**YOUR TASK:**
Exactly as written, please set down all of the entries again, with no pictures.

**ENTRIES PROVIDED:**
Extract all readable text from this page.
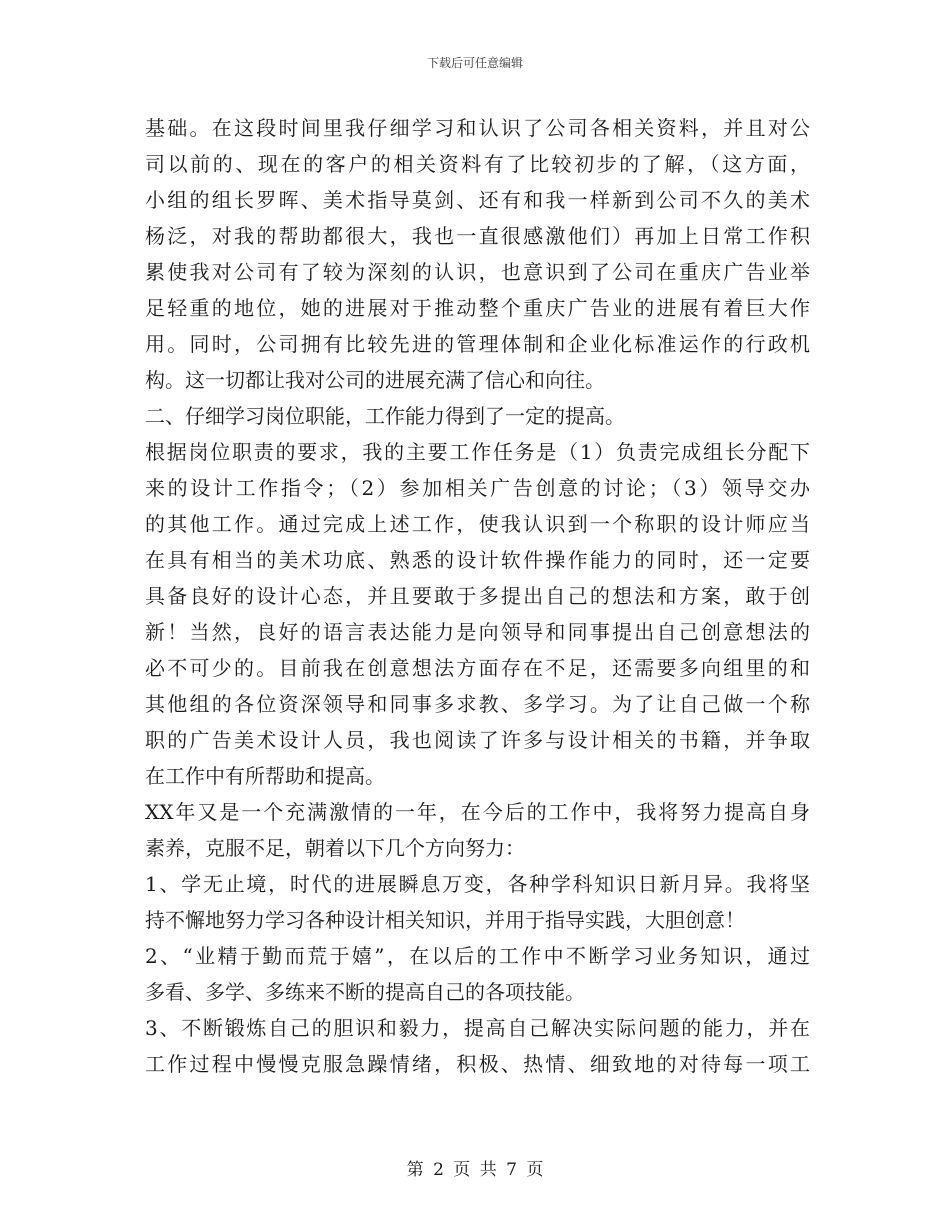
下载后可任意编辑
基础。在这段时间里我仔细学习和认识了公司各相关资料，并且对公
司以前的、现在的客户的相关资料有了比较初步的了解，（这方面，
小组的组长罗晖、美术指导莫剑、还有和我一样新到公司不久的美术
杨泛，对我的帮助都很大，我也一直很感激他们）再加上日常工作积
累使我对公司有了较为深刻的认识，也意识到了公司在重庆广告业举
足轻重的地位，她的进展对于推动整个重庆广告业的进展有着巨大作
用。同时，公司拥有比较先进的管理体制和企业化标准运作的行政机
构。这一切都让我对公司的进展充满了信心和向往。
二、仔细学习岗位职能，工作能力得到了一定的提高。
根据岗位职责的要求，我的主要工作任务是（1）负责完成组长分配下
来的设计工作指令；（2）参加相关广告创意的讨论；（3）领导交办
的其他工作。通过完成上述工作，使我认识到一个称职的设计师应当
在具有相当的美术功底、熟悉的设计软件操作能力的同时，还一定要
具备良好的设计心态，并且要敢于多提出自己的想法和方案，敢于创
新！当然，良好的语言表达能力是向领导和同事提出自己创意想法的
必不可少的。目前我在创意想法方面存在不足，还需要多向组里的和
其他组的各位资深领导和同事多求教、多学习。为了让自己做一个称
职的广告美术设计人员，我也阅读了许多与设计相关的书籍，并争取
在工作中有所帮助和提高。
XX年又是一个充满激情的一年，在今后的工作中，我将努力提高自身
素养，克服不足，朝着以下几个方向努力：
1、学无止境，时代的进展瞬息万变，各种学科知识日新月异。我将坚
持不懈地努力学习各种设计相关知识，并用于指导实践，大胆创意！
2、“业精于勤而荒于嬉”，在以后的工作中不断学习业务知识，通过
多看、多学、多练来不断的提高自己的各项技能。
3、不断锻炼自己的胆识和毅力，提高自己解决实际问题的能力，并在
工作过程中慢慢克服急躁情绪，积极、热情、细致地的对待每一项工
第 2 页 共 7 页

**SOLUTION:**
Extract all readable text from this page.
下载后可任意编辑
基础。在这段时间里我仔细学习和认识了公司各相关资料，并且对公
司以前的、现在的客户的相关资料有了比较初步的了解，（这方面，
小组的组长罗晖、美术指导莫剑、还有和我一样新到公司不久的美术
杨泛，对我的帮助都很大，我也一直很感激他们）再加上日常工作积
累使我对公司有了较为深刻的认识，也意识到了公司在重庆广告业举
足轻重的地位，她的进展对于推动整个重庆广告业的进展有着巨大作
用。同时，公司拥有比较先进的管理体制和企业化标准运作的行政机
构。这一切都让我对公司的进展充满了信心和向往。
二、仔细学习岗位职能，工作能力得到了一定的提高。
根据岗位职责的要求，我的主要工作任务是（1）负责完成组长分配下
来的设计工作指令；（2）参加相关广告创意的讨论；（3）领导交办
的其他工作。通过完成上述工作，使我认识到一个称职的设计师应当
在具有相当的美术功底、熟悉的设计软件操作能力的同时，还一定要
具备良好的设计心态，并且要敢于多提出自己的想法和方案，敢于创
新！当然，良好的语言表达能力是向领导和同事提出自己创意想法的
必不可少的。目前我在创意想法方面存在不足，还需要多向组里的和
其他组的各位资深领导和同事多求教、多学习。为了让自己做一个称
职的广告美术设计人员，我也阅读了许多与设计相关的书籍，并争取
在工作中有所帮助和提高。
XX年又是一个充满激情的一年，在今后的工作中，我将努力提高自身
素养，克服不足，朝着以下几个方向努力：
1、学无止境，时代的进展瞬息万变，各种学科知识日新月异。我将坚
持不懈地努力学习各种设计相关知识，并用于指导实践，大胆创意！
2、“业精于勤而荒于嬉”，在以后的工作中不断学习业务知识，通过
多看、多学、多练来不断的提高自己的各项技能。
3、不断锻炼自己的胆识和毅力，提高自己解决实际问题的能力，并在
工作过程中慢慢克服急躁情绪，积极、热情、细致地的对待每一项工
第 2 页 共 7 页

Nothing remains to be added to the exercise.